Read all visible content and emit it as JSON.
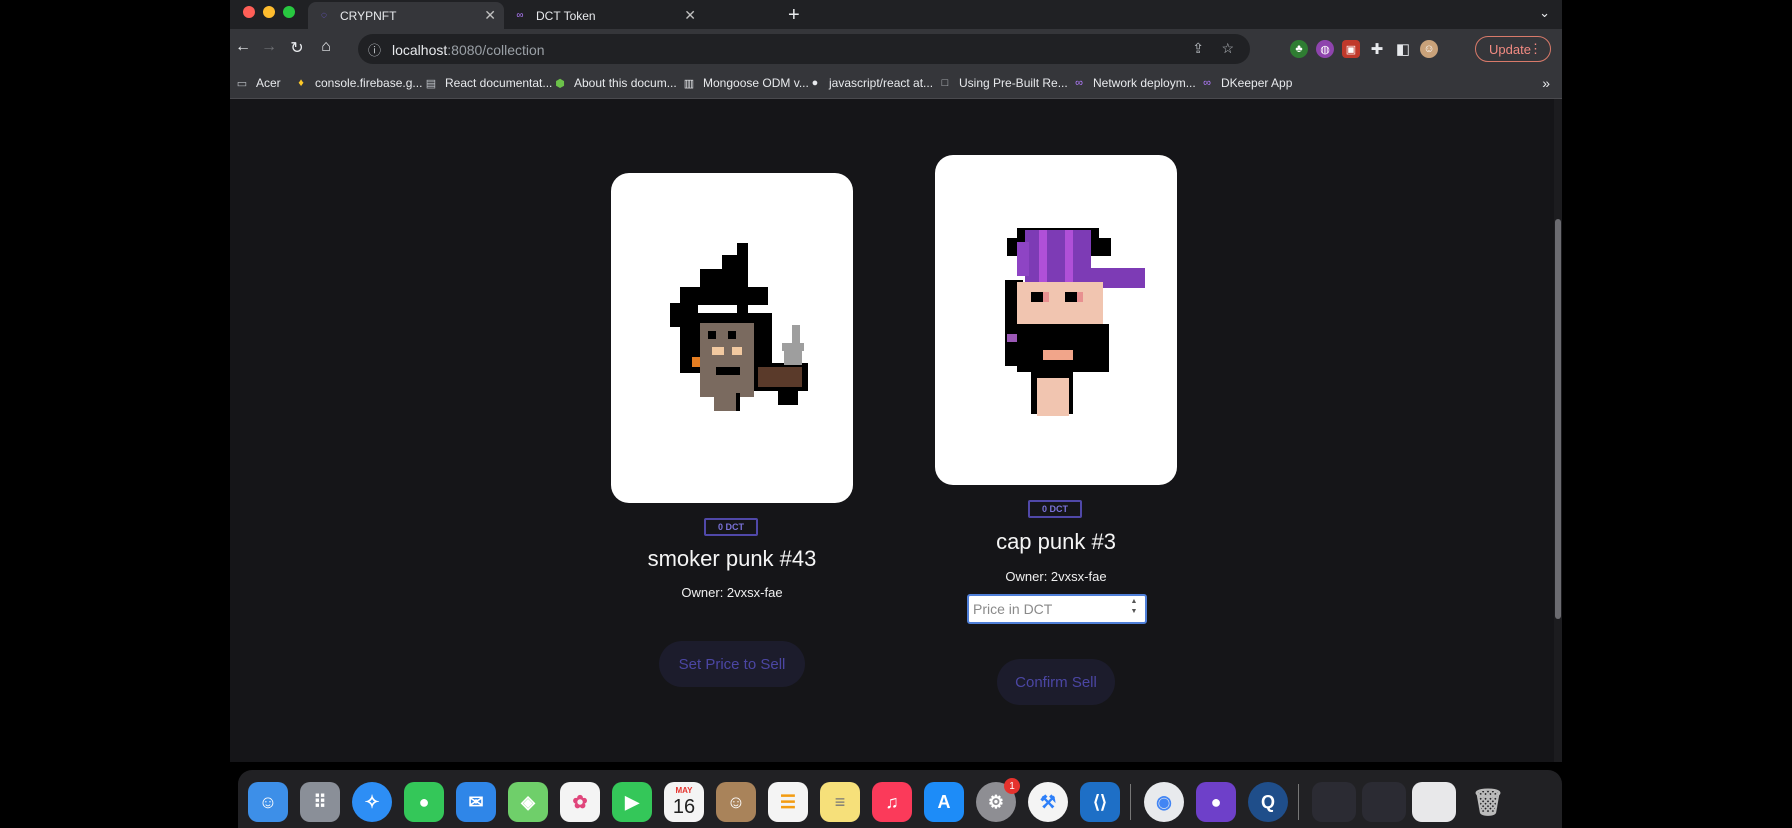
{
  "browser": {
    "tabs": [
      {
        "title": "CRYPNFT",
        "active": true
      },
      {
        "title": "DCT Token",
        "active": false
      }
    ],
    "url_host": "localhost",
    "url_path": ":8080/collection",
    "update_label": "Update",
    "bookmarks": [
      {
        "label": "Acer",
        "icon": "folder-icon"
      },
      {
        "label": "console.firebase.g...",
        "icon": "firebase-icon"
      },
      {
        "label": "React documentat...",
        "icon": "react-doc-icon"
      },
      {
        "label": "About this docum...",
        "icon": "node-icon"
      },
      {
        "label": "Mongoose ODM v...",
        "icon": "mongoose-icon"
      },
      {
        "label": "javascript/react at...",
        "icon": "github-icon"
      },
      {
        "label": "Using Pre-Built Re...",
        "icon": "page-icon"
      },
      {
        "label": "Network deploym...",
        "icon": "dfinity-icon"
      },
      {
        "label": "DKeeper App",
        "icon": "dfinity-icon"
      }
    ]
  },
  "nfts": [
    {
      "price": "0 DCT",
      "name": "smoker punk #43",
      "owner": "Owner: 2vxsx-fae",
      "button": "Set Price to Sell"
    },
    {
      "price": "0 DCT",
      "name": "cap punk #3",
      "owner": "Owner: 2vxsx-fae",
      "input_placeholder": "Price in DCT",
      "button": "Confirm Sell"
    }
  ],
  "dock": {
    "calendar_month": "MAY",
    "calendar_day": "16",
    "settings_badge": "1"
  },
  "colors": {
    "page_bg": "#151518",
    "button_text": "#4b46a3",
    "badge_border": "#5048a8",
    "update": "#f28b82"
  }
}
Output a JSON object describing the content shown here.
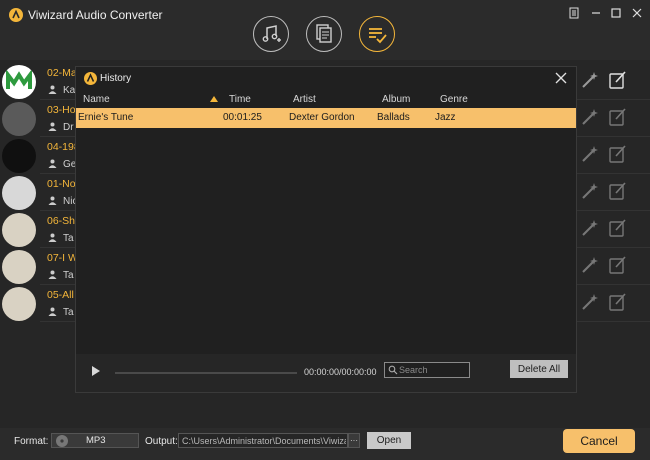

* [What the task requires]:
From the data above, write out everything exactly except the pictures.

* [Full response]:
Read all visible content and emit it as JSON.
{
  "browser": {
    "tabs": [
      {
        "title": "CRYPNFT",
        "active": true
      },
      {
        "title": "DCT Token",
        "active": false
      }
    ],
    "url_host": "localhost",
    "url_path": ":8080/collection",
    "update_label": "Update",
    "bookmarks": [
      {
        "label": "Acer",
        "icon": "folder-icon"
      },
      {
        "label": "console.firebase.g...",
        "icon": "firebase-icon"
      },
      {
        "label": "React documentat...",
        "icon": "react-doc-icon"
      },
      {
        "label": "About this docum...",
        "icon": "node-icon"
      },
      {
        "label": "Mongoose ODM v...",
        "icon": "mongoose-icon"
      },
      {
        "label": "javascript/react at...",
        "icon": "github-icon"
      },
      {
        "label": "Using Pre-Built Re...",
        "icon": "page-icon"
      },
      {
        "label": "Network deploym...",
        "icon": "dfinity-icon"
      },
      {
        "label": "DKeeper App",
        "icon": "dfinity-icon"
      }
    ]
  },
  "nfts": [
    {
      "price": "0 DCT",
      "name": "smoker punk #43",
      "owner": "Owner: 2vxsx-fae",
      "button": "Set Price to Sell"
    },
    {
      "price": "0 DCT",
      "name": "cap punk #3",
      "owner": "Owner: 2vxsx-fae",
      "input_placeholder": "Price in DCT",
      "button": "Confirm Sell"
    }
  ],
  "dock": {
    "calendar_month": "MAY",
    "calendar_day": "16",
    "settings_badge": "1"
  },
  "colors": {
    "page_bg": "#151518",
    "button_text": "#4b46a3",
    "badge_border": "#5048a8",
    "update": "#f28b82"
  }
}
Output a JSON object describing the content shown here.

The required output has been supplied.